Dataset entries
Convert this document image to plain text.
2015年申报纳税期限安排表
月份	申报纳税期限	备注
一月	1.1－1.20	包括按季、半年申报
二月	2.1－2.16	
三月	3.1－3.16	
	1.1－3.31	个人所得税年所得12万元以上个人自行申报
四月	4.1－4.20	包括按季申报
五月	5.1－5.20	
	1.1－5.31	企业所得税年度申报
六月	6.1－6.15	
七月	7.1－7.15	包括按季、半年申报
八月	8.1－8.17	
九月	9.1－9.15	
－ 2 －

The problem — Give every line of the material again, exactly as it reads.

Full output —
Convert this document image to plain text.
2015年申报纳税期限安排表
月份	申报纳税期限	备注
一月	1.1－1.20	包括按季、半年申报
二月	2.1－2.16	
三月	3.1－3.16	
	1.1－3.31	个人所得税年所得12万元以上个人自行申报
四月	4.1－4.20	包括按季申报
五月	5.1－5.20	
	1.1－5.31	企业所得税年度申报
六月	6.1－6.15	
七月	7.1－7.15	包括按季、半年申报
八月	8.1－8.17	
九月	9.1－9.15	
－ 2 －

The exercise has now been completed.